**PROVIDED DATA:**
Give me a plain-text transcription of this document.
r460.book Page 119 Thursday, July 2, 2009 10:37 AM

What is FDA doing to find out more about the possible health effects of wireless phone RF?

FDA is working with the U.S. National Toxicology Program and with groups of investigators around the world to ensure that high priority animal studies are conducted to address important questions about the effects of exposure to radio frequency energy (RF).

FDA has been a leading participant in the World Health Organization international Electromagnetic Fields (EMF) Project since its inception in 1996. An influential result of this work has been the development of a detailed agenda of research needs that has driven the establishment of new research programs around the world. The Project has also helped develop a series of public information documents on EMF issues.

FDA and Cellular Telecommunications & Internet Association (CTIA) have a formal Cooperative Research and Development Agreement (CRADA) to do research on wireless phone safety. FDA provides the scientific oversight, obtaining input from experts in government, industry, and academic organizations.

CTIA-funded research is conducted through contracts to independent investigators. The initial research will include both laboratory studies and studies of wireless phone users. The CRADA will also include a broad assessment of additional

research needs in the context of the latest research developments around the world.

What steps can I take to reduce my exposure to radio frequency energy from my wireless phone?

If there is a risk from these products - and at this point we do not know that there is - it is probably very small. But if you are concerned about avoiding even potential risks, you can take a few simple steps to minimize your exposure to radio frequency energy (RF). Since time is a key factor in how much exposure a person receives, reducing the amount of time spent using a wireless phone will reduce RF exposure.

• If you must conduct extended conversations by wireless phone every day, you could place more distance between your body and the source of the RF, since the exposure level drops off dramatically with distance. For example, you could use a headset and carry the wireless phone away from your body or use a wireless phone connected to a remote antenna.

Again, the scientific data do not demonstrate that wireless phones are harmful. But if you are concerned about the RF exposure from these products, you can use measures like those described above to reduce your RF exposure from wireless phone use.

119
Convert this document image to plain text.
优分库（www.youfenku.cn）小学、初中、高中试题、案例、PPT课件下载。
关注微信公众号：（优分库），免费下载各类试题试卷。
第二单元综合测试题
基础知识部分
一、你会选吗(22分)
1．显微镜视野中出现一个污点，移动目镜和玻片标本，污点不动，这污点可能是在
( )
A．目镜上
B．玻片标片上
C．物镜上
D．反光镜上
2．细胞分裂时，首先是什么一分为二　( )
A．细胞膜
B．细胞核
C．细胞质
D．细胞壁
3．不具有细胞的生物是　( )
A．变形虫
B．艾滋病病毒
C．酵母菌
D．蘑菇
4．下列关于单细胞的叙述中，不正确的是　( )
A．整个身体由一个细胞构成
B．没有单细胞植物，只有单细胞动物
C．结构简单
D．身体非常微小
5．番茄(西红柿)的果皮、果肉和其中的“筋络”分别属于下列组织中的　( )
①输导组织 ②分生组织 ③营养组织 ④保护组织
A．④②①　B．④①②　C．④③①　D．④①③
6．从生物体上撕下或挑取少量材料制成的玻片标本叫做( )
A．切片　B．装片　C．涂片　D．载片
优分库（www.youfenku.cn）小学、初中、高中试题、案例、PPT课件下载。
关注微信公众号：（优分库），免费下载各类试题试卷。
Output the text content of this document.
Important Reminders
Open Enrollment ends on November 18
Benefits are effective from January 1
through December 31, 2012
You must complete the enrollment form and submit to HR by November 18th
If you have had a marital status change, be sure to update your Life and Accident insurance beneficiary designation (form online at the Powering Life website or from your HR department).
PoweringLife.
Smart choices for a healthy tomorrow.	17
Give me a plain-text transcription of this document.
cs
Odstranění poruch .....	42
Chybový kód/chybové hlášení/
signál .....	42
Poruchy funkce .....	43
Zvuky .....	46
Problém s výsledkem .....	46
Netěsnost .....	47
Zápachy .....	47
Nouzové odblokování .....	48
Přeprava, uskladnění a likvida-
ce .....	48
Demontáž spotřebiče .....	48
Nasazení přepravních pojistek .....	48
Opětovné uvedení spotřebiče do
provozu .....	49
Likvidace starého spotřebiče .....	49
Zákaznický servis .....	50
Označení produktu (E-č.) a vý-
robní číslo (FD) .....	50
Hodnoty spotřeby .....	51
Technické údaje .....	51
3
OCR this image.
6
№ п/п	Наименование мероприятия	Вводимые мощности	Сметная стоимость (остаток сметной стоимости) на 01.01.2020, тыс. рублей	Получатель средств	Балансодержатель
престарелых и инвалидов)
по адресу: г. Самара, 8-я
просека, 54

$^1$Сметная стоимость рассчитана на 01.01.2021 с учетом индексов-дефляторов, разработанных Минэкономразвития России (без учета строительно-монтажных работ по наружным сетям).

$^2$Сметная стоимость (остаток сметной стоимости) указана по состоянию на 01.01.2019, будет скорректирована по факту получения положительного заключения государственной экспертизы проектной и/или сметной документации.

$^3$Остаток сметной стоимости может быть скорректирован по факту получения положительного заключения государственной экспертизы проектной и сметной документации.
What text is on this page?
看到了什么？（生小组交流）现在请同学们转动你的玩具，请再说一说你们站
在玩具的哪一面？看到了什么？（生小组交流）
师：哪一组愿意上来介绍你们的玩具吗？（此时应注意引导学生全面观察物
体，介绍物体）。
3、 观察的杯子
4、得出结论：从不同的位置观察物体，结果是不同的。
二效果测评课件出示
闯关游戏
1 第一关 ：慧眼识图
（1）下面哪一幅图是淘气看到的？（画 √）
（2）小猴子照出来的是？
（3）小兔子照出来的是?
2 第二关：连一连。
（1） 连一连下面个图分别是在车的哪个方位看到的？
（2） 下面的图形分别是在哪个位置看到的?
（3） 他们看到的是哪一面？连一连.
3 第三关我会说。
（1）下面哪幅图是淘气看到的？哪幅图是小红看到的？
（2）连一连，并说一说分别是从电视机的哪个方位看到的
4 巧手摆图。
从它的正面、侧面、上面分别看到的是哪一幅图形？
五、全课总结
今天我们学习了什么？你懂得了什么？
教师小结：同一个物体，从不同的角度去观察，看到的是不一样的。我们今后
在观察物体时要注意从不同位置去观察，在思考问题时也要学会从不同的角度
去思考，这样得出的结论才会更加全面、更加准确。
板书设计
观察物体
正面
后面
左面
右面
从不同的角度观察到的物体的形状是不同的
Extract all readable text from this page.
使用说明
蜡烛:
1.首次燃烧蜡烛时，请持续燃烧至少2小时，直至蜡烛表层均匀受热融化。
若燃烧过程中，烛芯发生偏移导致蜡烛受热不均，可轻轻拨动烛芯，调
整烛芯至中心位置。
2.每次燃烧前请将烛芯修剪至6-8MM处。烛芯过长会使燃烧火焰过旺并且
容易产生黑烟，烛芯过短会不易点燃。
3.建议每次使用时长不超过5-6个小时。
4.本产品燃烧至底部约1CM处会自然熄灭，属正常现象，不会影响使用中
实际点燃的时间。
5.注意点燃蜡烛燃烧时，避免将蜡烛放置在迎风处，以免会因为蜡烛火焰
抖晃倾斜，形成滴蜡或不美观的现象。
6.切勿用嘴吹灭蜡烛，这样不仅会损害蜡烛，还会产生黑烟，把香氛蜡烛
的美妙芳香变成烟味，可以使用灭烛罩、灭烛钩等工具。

**PROBLEM REQUIREMENTS:** State how many lines of the listing include the word "проектной". Reply with the number alone.

**WRITTEN RESPONSE:** 2